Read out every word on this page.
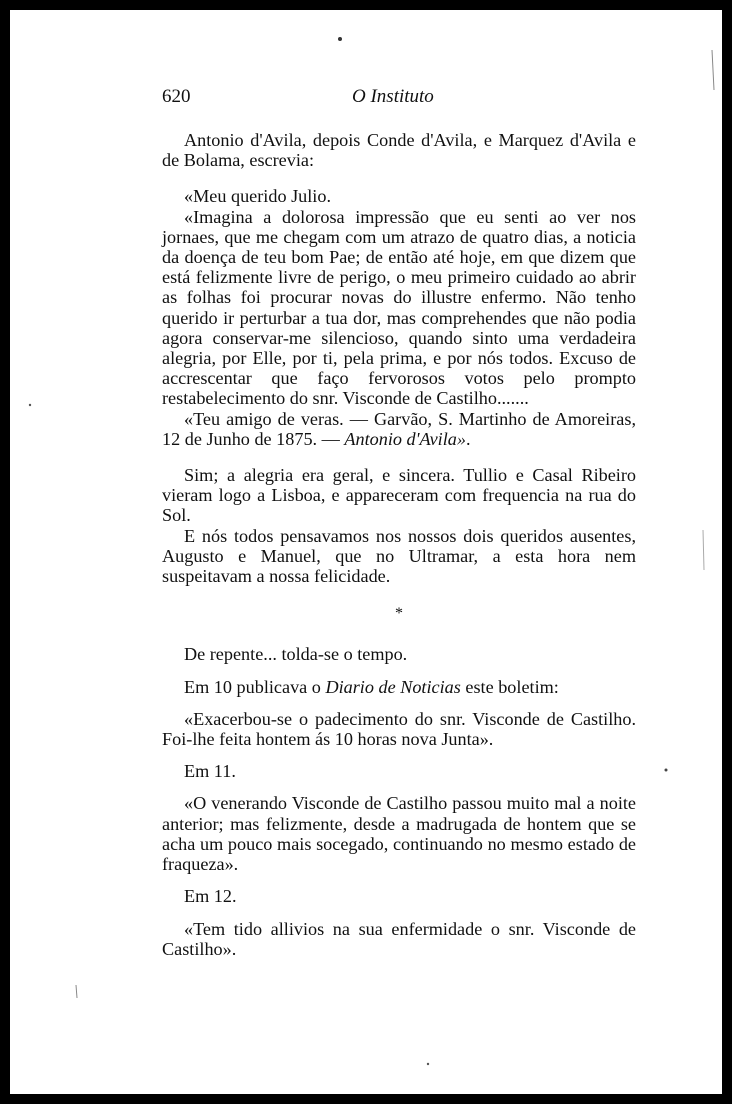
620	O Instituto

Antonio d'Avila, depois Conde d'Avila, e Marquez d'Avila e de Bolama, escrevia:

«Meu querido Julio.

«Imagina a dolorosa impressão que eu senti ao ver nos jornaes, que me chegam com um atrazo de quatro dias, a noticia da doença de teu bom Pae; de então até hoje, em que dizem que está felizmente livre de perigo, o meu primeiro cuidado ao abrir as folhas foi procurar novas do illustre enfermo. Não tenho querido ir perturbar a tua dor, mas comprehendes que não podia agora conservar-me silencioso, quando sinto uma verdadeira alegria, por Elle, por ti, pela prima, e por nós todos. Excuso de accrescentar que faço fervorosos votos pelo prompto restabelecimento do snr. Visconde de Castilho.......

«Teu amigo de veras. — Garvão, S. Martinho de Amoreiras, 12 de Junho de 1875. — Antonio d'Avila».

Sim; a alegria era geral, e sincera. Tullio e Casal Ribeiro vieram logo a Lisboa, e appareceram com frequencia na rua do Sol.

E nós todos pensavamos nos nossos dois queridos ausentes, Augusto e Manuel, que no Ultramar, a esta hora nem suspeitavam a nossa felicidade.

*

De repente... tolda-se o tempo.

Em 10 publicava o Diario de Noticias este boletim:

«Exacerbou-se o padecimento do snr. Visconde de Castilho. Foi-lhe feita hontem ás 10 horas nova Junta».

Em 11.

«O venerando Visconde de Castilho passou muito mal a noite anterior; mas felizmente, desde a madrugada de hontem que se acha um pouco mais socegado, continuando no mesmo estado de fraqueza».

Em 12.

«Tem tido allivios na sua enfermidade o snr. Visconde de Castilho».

☆ ☆ ☆ ☆

Work to do
Reproduce every entry word for word, but omit the pictures.

Reply
Read out every word on this page.
620	O Instituto

Antonio d'Avila, depois Conde d'Avila, e Marquez d'Avila e de Bolama, escrevia:

«Meu querido Julio.

«Imagina a dolorosa impressão que eu senti ao ver nos jornaes, que me chegam com um atrazo de quatro dias, a noticia da doença de teu bom Pae; de então até hoje, em que dizem que está felizmente livre de perigo, o meu primeiro cuidado ao abrir as folhas foi procurar novas do illustre enfermo. Não tenho querido ir perturbar a tua dor, mas comprehendes que não podia agora conservar-me silencioso, quando sinto uma verdadeira alegria, por Elle, por ti, pela prima, e por nós todos. Excuso de accrescentar que faço fervorosos votos pelo prompto restabelecimento do snr. Visconde de Castilho.......

«Teu amigo de veras. — Garvão, S. Martinho de Amoreiras, 12 de Junho de 1875. — Antonio d'Avila».

Sim; a alegria era geral, e sincera. Tullio e Casal Ribeiro vieram logo a Lisboa, e appareceram com frequencia na rua do Sol.

E nós todos pensavamos nos nossos dois queridos ausentes, Augusto e Manuel, que no Ultramar, a esta hora nem suspeitavam a nossa felicidade.

*

De repente... tolda-se o tempo.

Em 10 publicava o Diario de Noticias este boletim:

«Exacerbou-se o padecimento do snr. Visconde de Castilho. Foi-lhe feita hontem ás 10 horas nova Junta».

Em 11.

«O venerando Visconde de Castilho passou muito mal a noite anterior; mas felizmente, desde a madrugada de hontem que se acha um pouco mais socegado, continuando no mesmo estado de fraqueza».

Em 12.

«Tem tido allivios na sua enfermidade o snr. Visconde de Castilho».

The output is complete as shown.